BRIEF –
Convert the listing into a JSON list of strings. Begin at its first line and stop after the line that contains "x-tick-label: 1 bbox=[316, 1382, 333, 1416]". Give one string per line and omit any blank lines.

---- RECORDS SUPPLIED

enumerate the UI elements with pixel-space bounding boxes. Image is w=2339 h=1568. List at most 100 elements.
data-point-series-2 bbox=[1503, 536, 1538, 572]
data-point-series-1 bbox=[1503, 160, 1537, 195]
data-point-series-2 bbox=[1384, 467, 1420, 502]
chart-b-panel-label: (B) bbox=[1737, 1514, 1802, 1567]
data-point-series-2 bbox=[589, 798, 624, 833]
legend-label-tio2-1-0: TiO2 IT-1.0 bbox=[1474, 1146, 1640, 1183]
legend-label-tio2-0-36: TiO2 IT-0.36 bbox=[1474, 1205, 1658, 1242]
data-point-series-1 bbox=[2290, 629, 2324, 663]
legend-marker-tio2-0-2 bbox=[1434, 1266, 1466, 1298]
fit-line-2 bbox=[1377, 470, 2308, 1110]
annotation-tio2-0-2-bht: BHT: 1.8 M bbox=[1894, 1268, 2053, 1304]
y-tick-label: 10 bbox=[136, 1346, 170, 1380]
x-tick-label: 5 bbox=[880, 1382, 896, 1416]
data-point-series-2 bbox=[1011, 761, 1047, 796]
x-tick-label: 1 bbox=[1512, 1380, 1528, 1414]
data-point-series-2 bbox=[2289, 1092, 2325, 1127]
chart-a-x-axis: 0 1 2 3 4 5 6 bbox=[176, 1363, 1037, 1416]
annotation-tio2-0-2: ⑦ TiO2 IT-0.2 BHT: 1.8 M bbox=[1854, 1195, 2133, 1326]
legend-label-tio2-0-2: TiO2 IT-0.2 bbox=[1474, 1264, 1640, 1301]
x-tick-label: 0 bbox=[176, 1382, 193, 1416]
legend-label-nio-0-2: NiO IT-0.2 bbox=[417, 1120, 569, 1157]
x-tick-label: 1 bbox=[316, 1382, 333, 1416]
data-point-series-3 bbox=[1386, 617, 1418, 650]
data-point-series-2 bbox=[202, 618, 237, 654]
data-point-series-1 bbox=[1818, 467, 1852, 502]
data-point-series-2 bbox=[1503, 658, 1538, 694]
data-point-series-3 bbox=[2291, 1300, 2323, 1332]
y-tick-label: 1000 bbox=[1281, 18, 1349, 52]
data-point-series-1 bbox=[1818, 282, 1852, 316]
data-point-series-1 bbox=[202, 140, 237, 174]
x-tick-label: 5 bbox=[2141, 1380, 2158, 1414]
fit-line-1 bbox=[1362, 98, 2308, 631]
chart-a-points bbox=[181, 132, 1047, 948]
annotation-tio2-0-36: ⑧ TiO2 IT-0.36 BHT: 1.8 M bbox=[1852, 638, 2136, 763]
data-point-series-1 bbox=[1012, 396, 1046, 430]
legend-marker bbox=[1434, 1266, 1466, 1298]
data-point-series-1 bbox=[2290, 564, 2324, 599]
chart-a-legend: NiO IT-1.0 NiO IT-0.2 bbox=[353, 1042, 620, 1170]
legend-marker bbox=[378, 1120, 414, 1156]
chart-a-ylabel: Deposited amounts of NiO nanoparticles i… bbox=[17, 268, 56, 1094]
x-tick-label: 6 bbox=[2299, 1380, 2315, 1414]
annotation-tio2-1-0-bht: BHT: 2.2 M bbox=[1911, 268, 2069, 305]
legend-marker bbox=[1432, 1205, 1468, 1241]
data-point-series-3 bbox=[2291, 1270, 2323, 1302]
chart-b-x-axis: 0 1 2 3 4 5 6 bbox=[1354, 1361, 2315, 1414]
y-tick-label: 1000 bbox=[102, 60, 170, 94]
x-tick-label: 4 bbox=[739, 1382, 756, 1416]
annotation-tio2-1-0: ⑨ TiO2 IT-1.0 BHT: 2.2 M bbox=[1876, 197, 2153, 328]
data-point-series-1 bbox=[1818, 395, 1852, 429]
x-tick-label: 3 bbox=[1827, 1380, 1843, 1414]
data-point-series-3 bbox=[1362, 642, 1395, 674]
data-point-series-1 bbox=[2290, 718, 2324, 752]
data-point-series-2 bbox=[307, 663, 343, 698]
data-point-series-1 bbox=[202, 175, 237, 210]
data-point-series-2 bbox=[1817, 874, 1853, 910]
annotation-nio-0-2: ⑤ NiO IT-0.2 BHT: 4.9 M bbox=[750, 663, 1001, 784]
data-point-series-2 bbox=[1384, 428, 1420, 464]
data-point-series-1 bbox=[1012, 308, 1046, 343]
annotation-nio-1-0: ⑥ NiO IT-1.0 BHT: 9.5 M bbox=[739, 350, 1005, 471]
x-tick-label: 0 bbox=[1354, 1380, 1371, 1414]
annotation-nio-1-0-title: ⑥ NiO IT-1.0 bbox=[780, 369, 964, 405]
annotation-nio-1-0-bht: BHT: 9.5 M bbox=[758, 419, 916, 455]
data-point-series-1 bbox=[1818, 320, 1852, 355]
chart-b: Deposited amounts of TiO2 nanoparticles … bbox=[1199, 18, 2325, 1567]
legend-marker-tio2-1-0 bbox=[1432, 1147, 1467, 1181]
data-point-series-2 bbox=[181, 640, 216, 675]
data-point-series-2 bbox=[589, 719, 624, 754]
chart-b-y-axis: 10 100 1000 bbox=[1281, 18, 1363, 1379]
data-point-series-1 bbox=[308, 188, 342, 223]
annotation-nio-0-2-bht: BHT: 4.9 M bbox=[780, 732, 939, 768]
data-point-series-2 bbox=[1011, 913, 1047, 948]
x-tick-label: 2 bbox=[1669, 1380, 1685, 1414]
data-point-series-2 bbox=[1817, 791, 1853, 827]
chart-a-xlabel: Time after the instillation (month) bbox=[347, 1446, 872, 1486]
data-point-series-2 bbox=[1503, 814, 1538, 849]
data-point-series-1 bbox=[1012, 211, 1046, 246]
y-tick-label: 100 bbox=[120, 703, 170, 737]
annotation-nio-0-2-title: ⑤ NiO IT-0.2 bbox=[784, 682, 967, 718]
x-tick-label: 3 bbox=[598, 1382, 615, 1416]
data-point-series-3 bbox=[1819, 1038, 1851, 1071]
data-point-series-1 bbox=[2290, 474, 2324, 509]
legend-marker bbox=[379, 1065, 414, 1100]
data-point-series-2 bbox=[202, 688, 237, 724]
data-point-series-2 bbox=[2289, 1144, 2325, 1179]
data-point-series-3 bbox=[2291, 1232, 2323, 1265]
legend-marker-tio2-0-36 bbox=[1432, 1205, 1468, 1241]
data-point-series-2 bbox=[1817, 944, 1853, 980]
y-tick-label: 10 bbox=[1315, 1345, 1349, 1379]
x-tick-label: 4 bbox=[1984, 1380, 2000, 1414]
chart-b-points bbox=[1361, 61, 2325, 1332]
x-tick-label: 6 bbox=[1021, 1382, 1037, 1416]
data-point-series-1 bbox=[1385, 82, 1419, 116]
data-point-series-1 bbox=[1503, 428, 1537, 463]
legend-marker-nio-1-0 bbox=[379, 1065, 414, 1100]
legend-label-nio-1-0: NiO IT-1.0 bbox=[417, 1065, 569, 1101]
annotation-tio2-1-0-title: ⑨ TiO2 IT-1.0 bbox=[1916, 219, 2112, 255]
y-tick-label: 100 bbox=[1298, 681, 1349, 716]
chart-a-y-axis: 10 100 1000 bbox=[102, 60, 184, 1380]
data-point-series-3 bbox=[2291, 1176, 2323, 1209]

--------

WRITTEN ANSWER –
[
  "enumerate the UI elements with pixel-space bounding boxes. Image is w=2339 h=1568. List at most 100 elements.",
  "data-point-series-2 bbox=[1503, 536, 1538, 572]",
  "data-point-series-1 bbox=[1503, 160, 1537, 195]",
  "data-point-series-2 bbox=[1384, 467, 1420, 502]",
  "chart-b-panel-label: (B) bbox=[1737, 1514, 1802, 1567]",
  "data-point-series-2 bbox=[589, 798, 624, 833]",
  "legend-label-tio2-1-0: TiO2 IT-1.0 bbox=[1474, 1146, 1640, 1183]",
  "legend-label-tio2-0-36: TiO2 IT-0.36 bbox=[1474, 1205, 1658, 1242]",
  "data-point-series-1 bbox=[2290, 629, 2324, 663]",
  "legend-marker-tio2-0-2 bbox=[1434, 1266, 1466, 1298]",
  "fit-line-2 bbox=[1377, 470, 2308, 1110]",
  "annotation-tio2-0-2-bht: BHT: 1.8 M bbox=[1894, 1268, 2053, 1304]",
  "y-tick-label: 10 bbox=[136, 1346, 170, 1380]",
  "x-tick-label: 5 bbox=[880, 1382, 896, 1416]",
  "data-point-series-2 bbox=[1011, 761, 1047, 796]",
  "x-tick-label: 1 bbox=[1512, 1380, 1528, 1414]",
  "data-point-series-2 bbox=[2289, 1092, 2325, 1127]",
  "chart-a-x-axis: 0 1 2 3 4 5 6 bbox=[176, 1363, 1037, 1416]",
  "annotation-tio2-0-2: ⑦ TiO2 IT-0.2 BHT: 1.8 M bbox=[1854, 1195, 2133, 1326]",
  "legend-label-tio2-0-2: TiO2 IT-0.2 bbox=[1474, 1264, 1640, 1301]",
  "x-tick-label: 0 bbox=[176, 1382, 193, 1416]",
  "legend-label-nio-0-2: NiO IT-0.2 bbox=[417, 1120, 569, 1157]",
  "x-tick-label: 1 bbox=[316, 1382, 333, 1416]"
]